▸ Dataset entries
▽

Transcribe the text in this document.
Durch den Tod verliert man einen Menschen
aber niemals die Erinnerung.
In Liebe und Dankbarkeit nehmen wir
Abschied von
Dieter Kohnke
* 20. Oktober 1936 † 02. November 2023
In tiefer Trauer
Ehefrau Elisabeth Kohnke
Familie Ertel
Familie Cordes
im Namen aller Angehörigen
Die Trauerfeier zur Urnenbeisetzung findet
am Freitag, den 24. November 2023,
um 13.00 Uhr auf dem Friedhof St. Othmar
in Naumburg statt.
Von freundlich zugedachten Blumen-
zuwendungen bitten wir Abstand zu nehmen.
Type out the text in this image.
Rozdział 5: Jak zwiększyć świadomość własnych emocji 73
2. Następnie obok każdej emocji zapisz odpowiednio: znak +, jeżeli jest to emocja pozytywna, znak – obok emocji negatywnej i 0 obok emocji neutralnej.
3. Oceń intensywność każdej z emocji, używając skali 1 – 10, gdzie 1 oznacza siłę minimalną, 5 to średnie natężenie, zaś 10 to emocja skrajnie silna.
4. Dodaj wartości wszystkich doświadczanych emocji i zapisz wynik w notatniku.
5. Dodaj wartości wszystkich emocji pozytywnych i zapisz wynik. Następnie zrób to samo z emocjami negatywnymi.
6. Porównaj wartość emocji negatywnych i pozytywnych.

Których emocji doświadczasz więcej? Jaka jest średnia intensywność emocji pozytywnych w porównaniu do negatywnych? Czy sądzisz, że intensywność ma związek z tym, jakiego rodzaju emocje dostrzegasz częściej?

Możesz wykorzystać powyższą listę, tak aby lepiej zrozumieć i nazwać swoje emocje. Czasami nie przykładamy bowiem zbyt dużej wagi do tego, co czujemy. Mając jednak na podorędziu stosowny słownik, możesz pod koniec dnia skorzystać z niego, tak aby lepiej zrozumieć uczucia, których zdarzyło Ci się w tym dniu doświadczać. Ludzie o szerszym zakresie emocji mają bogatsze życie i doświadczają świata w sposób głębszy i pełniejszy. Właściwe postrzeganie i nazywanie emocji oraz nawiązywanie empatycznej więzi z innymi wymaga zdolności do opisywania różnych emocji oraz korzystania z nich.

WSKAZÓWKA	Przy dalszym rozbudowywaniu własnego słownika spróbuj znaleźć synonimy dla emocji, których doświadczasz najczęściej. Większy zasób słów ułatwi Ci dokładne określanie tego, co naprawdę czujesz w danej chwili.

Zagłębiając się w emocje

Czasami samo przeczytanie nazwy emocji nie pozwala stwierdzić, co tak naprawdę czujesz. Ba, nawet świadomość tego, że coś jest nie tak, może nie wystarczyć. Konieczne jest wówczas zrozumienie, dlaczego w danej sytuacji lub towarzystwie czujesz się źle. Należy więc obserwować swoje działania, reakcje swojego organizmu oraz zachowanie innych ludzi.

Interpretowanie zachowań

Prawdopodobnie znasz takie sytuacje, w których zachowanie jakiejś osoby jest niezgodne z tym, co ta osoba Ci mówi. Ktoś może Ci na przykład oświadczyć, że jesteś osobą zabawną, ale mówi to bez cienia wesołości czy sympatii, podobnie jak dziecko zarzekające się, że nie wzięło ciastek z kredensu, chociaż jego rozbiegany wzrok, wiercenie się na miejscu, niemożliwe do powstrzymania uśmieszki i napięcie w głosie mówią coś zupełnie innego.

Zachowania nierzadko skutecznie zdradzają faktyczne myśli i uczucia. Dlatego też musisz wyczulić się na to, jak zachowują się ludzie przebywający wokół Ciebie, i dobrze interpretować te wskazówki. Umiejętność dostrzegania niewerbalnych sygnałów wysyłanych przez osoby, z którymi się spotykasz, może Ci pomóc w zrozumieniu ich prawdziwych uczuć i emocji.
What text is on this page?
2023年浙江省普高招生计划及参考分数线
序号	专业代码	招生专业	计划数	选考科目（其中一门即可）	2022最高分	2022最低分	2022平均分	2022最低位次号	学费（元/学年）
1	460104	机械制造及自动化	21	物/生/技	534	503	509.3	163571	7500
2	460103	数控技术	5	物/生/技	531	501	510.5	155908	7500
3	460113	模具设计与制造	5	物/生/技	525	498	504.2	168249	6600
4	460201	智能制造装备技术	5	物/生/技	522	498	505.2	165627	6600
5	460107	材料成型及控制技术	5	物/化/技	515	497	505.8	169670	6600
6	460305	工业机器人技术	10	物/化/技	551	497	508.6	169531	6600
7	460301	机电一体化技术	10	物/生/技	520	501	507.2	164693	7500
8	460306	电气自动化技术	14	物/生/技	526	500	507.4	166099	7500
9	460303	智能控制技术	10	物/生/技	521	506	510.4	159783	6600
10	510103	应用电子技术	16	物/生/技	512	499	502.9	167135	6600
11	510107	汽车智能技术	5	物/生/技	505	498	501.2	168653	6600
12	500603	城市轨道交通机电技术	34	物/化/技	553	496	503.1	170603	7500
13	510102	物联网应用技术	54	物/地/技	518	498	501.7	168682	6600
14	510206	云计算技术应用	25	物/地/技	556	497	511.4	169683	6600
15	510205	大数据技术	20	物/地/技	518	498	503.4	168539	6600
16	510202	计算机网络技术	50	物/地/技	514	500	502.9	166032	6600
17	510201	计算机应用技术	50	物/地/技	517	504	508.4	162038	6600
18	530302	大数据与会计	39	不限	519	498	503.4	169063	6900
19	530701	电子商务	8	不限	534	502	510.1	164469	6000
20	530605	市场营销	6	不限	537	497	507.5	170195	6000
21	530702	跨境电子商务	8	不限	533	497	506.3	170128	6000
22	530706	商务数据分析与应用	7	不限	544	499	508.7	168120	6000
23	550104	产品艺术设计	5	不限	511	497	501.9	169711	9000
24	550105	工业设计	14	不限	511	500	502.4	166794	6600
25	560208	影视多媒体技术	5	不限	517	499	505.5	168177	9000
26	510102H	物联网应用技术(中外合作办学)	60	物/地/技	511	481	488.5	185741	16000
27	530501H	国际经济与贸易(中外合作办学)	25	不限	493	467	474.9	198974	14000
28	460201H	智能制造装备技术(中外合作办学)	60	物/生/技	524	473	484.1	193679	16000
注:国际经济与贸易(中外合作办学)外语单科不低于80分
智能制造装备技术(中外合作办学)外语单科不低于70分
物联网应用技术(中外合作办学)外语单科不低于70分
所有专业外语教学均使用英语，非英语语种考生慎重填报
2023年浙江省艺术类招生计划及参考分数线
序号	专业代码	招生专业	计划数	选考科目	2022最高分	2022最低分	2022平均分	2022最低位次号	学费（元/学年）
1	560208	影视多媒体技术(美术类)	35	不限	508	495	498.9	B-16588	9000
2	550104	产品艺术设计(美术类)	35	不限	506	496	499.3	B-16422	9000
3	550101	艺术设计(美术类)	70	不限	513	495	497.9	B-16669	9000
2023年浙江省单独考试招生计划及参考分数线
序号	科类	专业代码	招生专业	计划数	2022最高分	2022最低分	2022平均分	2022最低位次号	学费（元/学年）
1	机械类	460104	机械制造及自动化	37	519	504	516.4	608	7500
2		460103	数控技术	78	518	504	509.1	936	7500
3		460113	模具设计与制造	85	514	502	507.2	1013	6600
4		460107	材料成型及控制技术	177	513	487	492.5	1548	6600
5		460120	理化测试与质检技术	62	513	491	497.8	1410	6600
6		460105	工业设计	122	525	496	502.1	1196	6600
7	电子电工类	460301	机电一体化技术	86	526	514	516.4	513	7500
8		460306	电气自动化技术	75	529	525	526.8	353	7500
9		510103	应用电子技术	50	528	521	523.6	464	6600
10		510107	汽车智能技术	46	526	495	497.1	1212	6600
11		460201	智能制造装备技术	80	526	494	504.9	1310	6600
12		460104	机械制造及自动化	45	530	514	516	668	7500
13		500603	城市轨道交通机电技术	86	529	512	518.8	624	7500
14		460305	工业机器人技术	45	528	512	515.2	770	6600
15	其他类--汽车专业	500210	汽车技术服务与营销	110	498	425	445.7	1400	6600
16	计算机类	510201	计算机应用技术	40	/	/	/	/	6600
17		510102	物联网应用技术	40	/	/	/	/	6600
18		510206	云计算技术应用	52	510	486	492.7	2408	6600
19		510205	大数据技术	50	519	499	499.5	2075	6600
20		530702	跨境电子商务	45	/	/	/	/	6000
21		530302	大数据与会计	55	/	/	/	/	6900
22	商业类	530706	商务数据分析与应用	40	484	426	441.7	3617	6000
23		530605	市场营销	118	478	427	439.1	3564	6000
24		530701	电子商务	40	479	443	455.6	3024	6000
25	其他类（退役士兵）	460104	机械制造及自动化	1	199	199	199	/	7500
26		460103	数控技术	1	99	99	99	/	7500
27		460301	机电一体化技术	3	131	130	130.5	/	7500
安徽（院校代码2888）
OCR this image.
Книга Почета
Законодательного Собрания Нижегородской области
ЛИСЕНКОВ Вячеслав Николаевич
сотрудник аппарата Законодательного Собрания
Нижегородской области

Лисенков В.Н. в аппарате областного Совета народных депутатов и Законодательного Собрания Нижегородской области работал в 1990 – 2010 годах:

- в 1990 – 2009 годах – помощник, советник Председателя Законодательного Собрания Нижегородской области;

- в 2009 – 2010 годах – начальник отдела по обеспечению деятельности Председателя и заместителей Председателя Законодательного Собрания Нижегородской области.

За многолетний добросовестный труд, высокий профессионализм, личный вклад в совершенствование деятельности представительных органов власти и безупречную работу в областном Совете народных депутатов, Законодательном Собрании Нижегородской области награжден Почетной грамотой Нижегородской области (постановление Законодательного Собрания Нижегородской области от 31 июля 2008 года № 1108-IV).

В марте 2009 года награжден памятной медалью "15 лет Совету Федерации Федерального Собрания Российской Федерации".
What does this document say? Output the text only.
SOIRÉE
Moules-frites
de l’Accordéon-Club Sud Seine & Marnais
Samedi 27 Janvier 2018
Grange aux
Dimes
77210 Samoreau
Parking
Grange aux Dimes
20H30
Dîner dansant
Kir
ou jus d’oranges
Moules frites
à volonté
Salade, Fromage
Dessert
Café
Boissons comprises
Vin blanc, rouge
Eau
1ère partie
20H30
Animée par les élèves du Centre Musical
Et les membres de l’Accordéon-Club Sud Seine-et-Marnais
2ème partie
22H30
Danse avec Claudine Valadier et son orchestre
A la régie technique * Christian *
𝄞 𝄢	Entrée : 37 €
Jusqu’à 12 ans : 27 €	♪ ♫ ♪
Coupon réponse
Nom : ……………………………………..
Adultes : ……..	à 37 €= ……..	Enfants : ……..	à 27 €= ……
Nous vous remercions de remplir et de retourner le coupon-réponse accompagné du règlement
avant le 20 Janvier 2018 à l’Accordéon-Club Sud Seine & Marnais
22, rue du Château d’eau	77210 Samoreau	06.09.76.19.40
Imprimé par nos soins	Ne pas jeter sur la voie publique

△

▸ GIVEN PROBLEM
Pull out every line of the entries that includes the word "zapisz".

▸ SOLVED EXERCISE
2. Następnie obok każdej emocji zapisz odpowiednio: znak +, jeżeli jest to emocja pozytywna, znak – obok emocji negatywnej i 0 obok emocji neutralnej.
4. Dodaj wartości wszystkich doświadczanych emocji i zapisz wynik w notatniku.
5. Dodaj wartości wszystkich emocji pozytywnych i zapisz wynik. Następnie zrób to samo z emocjami negatywnymi.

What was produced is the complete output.